What this task involves | Look through the listing and locate every line containing the word "nettoyeur"; copy those lines.

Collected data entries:
:::::

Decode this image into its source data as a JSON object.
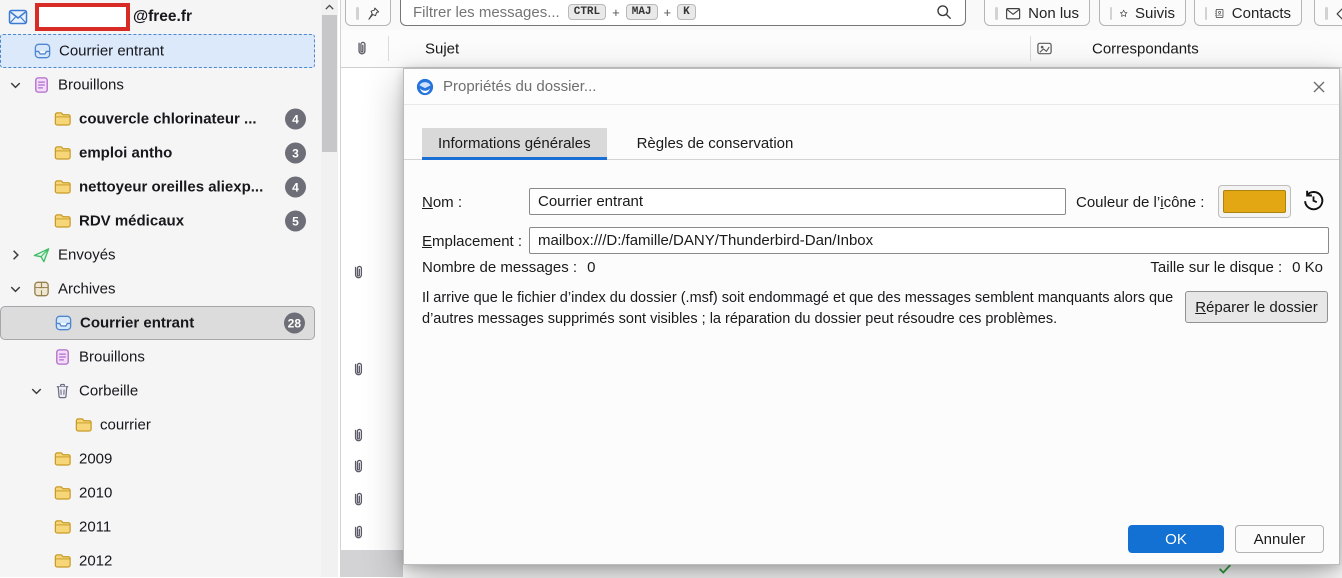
{
  "colors": {
    "accent_blue": "#1a6fd4",
    "ok_button_blue": "#1271d3",
    "folder_icon_gold": "#e2a712",
    "unread_badge_gray": "#6e6e78",
    "redaction_red": "#d92b25"
  },
  "sidebar": {
    "account": {
      "domain_label": "@free.fr"
    },
    "items": [
      {
        "id": "inbox",
        "level": 1,
        "icon": "inbox",
        "label": "Courrier entrant",
        "selected": "focus"
      },
      {
        "id": "drafts",
        "level": 1,
        "icon": "drafts",
        "label": "Brouillons",
        "expander": "down"
      },
      {
        "id": "couvercle-chlorinateur",
        "level": 2,
        "icon": "folder",
        "label": "couvercle chlorinateur ...",
        "badge": "4",
        "bold": true
      },
      {
        "id": "emploi-antho",
        "level": 2,
        "icon": "folder",
        "label": "emploi antho",
        "badge": "3",
        "bold": true
      },
      {
        "id": "nettoyeur-oreilles",
        "level": 2,
        "icon": "folder",
        "label": "nettoyeur oreilles aliexp...",
        "badge": "4",
        "bold": true
      },
      {
        "id": "rdv-medicaux",
        "level": 2,
        "icon": "folder",
        "label": "RDV médicaux",
        "badge": "5",
        "bold": true
      },
      {
        "id": "envoyes",
        "level": 1,
        "icon": "sent",
        "label": "Envoyés",
        "expander": "right"
      },
      {
        "id": "archives",
        "level": 1,
        "icon": "archive",
        "label": "Archives",
        "expander": "down"
      },
      {
        "id": "archives-courrier-entrant",
        "level": 2,
        "icon": "inbox",
        "label": "Courrier entrant",
        "badge": "28",
        "bold": true,
        "selected": "active"
      },
      {
        "id": "archives-brouillons",
        "level": 2,
        "icon": "drafts",
        "label": "Brouillons"
      },
      {
        "id": "corbeille",
        "level": 2,
        "icon": "trash",
        "label": "Corbeille",
        "expander": "down"
      },
      {
        "id": "courrier",
        "level": 3,
        "icon": "folder",
        "label": "courrier"
      },
      {
        "id": "2009",
        "level": 2,
        "icon": "folder",
        "label": "2009"
      },
      {
        "id": "2010",
        "level": 2,
        "icon": "folder",
        "label": "2010"
      },
      {
        "id": "2011",
        "level": 2,
        "icon": "folder",
        "label": "2011"
      },
      {
        "id": "2012",
        "level": 2,
        "icon": "folder",
        "label": "2012"
      }
    ]
  },
  "quickfilter": {
    "placeholder": "Filtrer les messages...",
    "shortcut_keys": [
      "CTRL",
      "MAJ",
      "K"
    ],
    "shortcut_joiner": "+",
    "buttons": [
      {
        "icon": "mail-unread",
        "label": "Non lus"
      },
      {
        "icon": "star",
        "label": "Suivis"
      },
      {
        "icon": "address-book",
        "label": "Contacts"
      },
      {
        "icon": "tag",
        "label": ""
      }
    ]
  },
  "list_header": {
    "subject_label": "Sujet",
    "correspondents_label": "Correspondants"
  },
  "message_list": {
    "visible_attachment_rows": 6
  },
  "dialog": {
    "title": "Propriétés du dossier...",
    "tabs": [
      {
        "label": "Informations générales",
        "active": true
      },
      {
        "label": "Règles de conservation",
        "active": false
      }
    ],
    "fields": {
      "name_label": "Nom :",
      "name_key": "N",
      "name_value": "Courrier entrant",
      "color_label": "Couleur de l’icône :",
      "color_key": "i",
      "icon_color": "#e2a712",
      "location_label": "Emplacement :",
      "location_key": "E",
      "location_value": "mailbox:///D:/famille/DANY/Thunderbird-Dan/Inbox",
      "message_count_label": "Nombre de messages :",
      "message_count": "0",
      "disk_size_label": "Taille sur le disque :",
      "disk_size": "0 Ko"
    },
    "repair": {
      "text": "Il arrive que le fichier d’index du dossier (.msf) soit endommagé et que des messages semblent manquants alors que d’autres messages supprimés sont visibles ; la réparation du dossier peut résoudre ces problèmes.",
      "button_label": "Réparer le dossier",
      "button_key": "R"
    },
    "footer": {
      "ok_label": "OK",
      "cancel_label": "Annuler"
    }
  }
}
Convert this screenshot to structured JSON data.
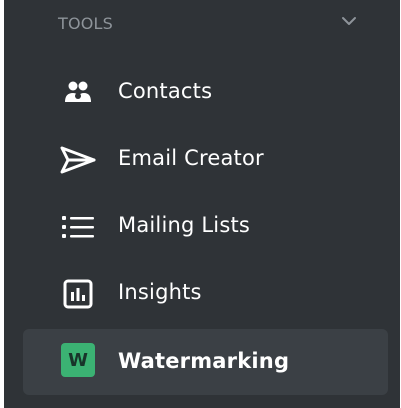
{
  "section": {
    "title": "TOOLS",
    "chevron_icon": "chevron-down-icon"
  },
  "nav": {
    "items": [
      {
        "label": "Contacts",
        "icon": "contacts-icon"
      },
      {
        "label": "Email Creator",
        "icon": "paper-plane-icon"
      },
      {
        "label": "Mailing Lists",
        "icon": "list-icon"
      },
      {
        "label": "Insights",
        "icon": "bar-chart-icon"
      },
      {
        "label": "Watermarking",
        "icon": "watermark-badge-icon",
        "badge_text": "W",
        "active": true
      }
    ]
  },
  "colors": {
    "sidebar_bg": "#2f3337",
    "active_item_bg": "#3b4045",
    "badge_green": "#3bb273",
    "header_text": "#8e949a",
    "item_text": "#ffffff"
  }
}
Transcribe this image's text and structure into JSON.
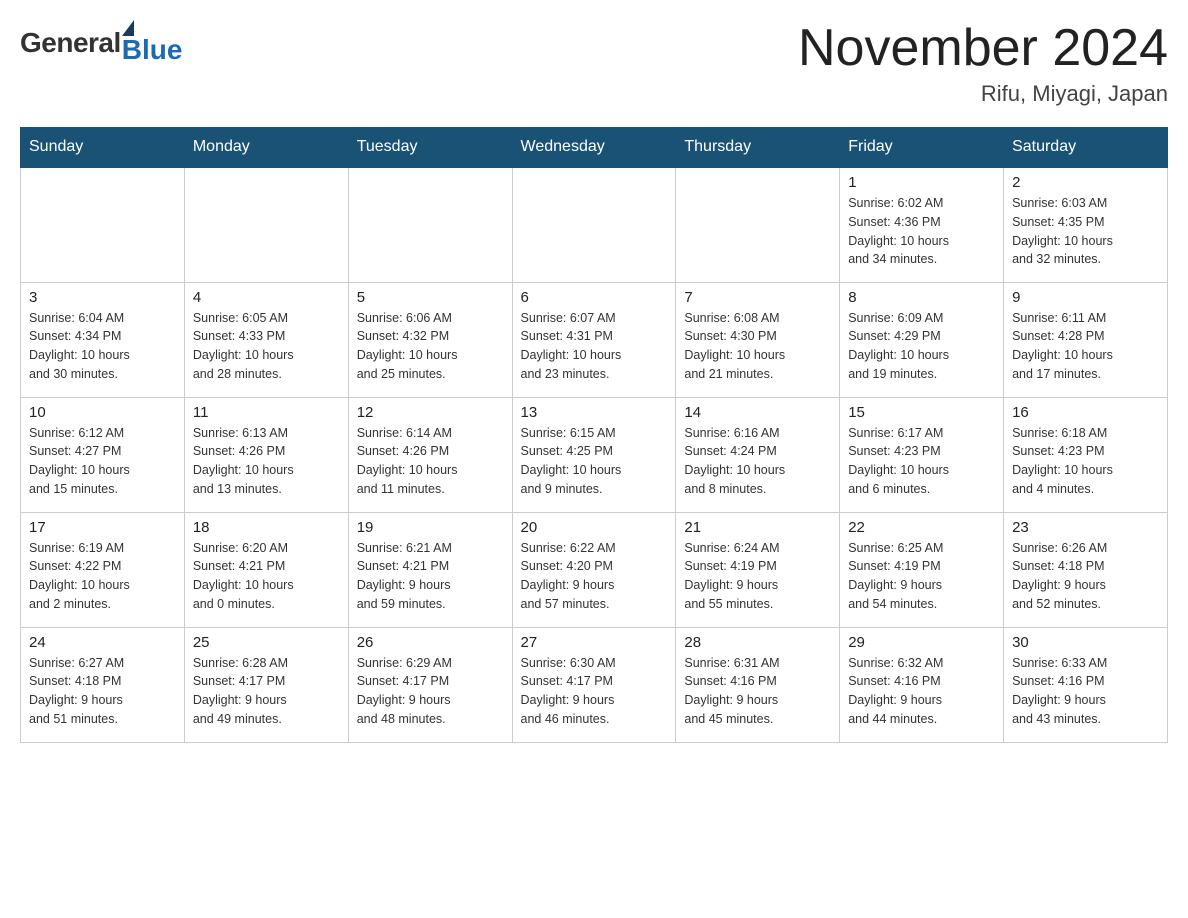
{
  "header": {
    "logo_general": "General",
    "logo_blue": "Blue",
    "month_title": "November 2024",
    "location": "Rifu, Miyagi, Japan"
  },
  "calendar": {
    "days_of_week": [
      "Sunday",
      "Monday",
      "Tuesday",
      "Wednesday",
      "Thursday",
      "Friday",
      "Saturday"
    ],
    "weeks": [
      [
        {
          "day": "",
          "info": ""
        },
        {
          "day": "",
          "info": ""
        },
        {
          "day": "",
          "info": ""
        },
        {
          "day": "",
          "info": ""
        },
        {
          "day": "",
          "info": ""
        },
        {
          "day": "1",
          "info": "Sunrise: 6:02 AM\nSunset: 4:36 PM\nDaylight: 10 hours\nand 34 minutes."
        },
        {
          "day": "2",
          "info": "Sunrise: 6:03 AM\nSunset: 4:35 PM\nDaylight: 10 hours\nand 32 minutes."
        }
      ],
      [
        {
          "day": "3",
          "info": "Sunrise: 6:04 AM\nSunset: 4:34 PM\nDaylight: 10 hours\nand 30 minutes."
        },
        {
          "day": "4",
          "info": "Sunrise: 6:05 AM\nSunset: 4:33 PM\nDaylight: 10 hours\nand 28 minutes."
        },
        {
          "day": "5",
          "info": "Sunrise: 6:06 AM\nSunset: 4:32 PM\nDaylight: 10 hours\nand 25 minutes."
        },
        {
          "day": "6",
          "info": "Sunrise: 6:07 AM\nSunset: 4:31 PM\nDaylight: 10 hours\nand 23 minutes."
        },
        {
          "day": "7",
          "info": "Sunrise: 6:08 AM\nSunset: 4:30 PM\nDaylight: 10 hours\nand 21 minutes."
        },
        {
          "day": "8",
          "info": "Sunrise: 6:09 AM\nSunset: 4:29 PM\nDaylight: 10 hours\nand 19 minutes."
        },
        {
          "day": "9",
          "info": "Sunrise: 6:11 AM\nSunset: 4:28 PM\nDaylight: 10 hours\nand 17 minutes."
        }
      ],
      [
        {
          "day": "10",
          "info": "Sunrise: 6:12 AM\nSunset: 4:27 PM\nDaylight: 10 hours\nand 15 minutes."
        },
        {
          "day": "11",
          "info": "Sunrise: 6:13 AM\nSunset: 4:26 PM\nDaylight: 10 hours\nand 13 minutes."
        },
        {
          "day": "12",
          "info": "Sunrise: 6:14 AM\nSunset: 4:26 PM\nDaylight: 10 hours\nand 11 minutes."
        },
        {
          "day": "13",
          "info": "Sunrise: 6:15 AM\nSunset: 4:25 PM\nDaylight: 10 hours\nand 9 minutes."
        },
        {
          "day": "14",
          "info": "Sunrise: 6:16 AM\nSunset: 4:24 PM\nDaylight: 10 hours\nand 8 minutes."
        },
        {
          "day": "15",
          "info": "Sunrise: 6:17 AM\nSunset: 4:23 PM\nDaylight: 10 hours\nand 6 minutes."
        },
        {
          "day": "16",
          "info": "Sunrise: 6:18 AM\nSunset: 4:23 PM\nDaylight: 10 hours\nand 4 minutes."
        }
      ],
      [
        {
          "day": "17",
          "info": "Sunrise: 6:19 AM\nSunset: 4:22 PM\nDaylight: 10 hours\nand 2 minutes."
        },
        {
          "day": "18",
          "info": "Sunrise: 6:20 AM\nSunset: 4:21 PM\nDaylight: 10 hours\nand 0 minutes."
        },
        {
          "day": "19",
          "info": "Sunrise: 6:21 AM\nSunset: 4:21 PM\nDaylight: 9 hours\nand 59 minutes."
        },
        {
          "day": "20",
          "info": "Sunrise: 6:22 AM\nSunset: 4:20 PM\nDaylight: 9 hours\nand 57 minutes."
        },
        {
          "day": "21",
          "info": "Sunrise: 6:24 AM\nSunset: 4:19 PM\nDaylight: 9 hours\nand 55 minutes."
        },
        {
          "day": "22",
          "info": "Sunrise: 6:25 AM\nSunset: 4:19 PM\nDaylight: 9 hours\nand 54 minutes."
        },
        {
          "day": "23",
          "info": "Sunrise: 6:26 AM\nSunset: 4:18 PM\nDaylight: 9 hours\nand 52 minutes."
        }
      ],
      [
        {
          "day": "24",
          "info": "Sunrise: 6:27 AM\nSunset: 4:18 PM\nDaylight: 9 hours\nand 51 minutes."
        },
        {
          "day": "25",
          "info": "Sunrise: 6:28 AM\nSunset: 4:17 PM\nDaylight: 9 hours\nand 49 minutes."
        },
        {
          "day": "26",
          "info": "Sunrise: 6:29 AM\nSunset: 4:17 PM\nDaylight: 9 hours\nand 48 minutes."
        },
        {
          "day": "27",
          "info": "Sunrise: 6:30 AM\nSunset: 4:17 PM\nDaylight: 9 hours\nand 46 minutes."
        },
        {
          "day": "28",
          "info": "Sunrise: 6:31 AM\nSunset: 4:16 PM\nDaylight: 9 hours\nand 45 minutes."
        },
        {
          "day": "29",
          "info": "Sunrise: 6:32 AM\nSunset: 4:16 PM\nDaylight: 9 hours\nand 44 minutes."
        },
        {
          "day": "30",
          "info": "Sunrise: 6:33 AM\nSunset: 4:16 PM\nDaylight: 9 hours\nand 43 minutes."
        }
      ]
    ]
  }
}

:::::

Solution to this exercise |
        "id": "nettoyeur-oreilles",
        "label": "nettoyeur oreilles aliexp...",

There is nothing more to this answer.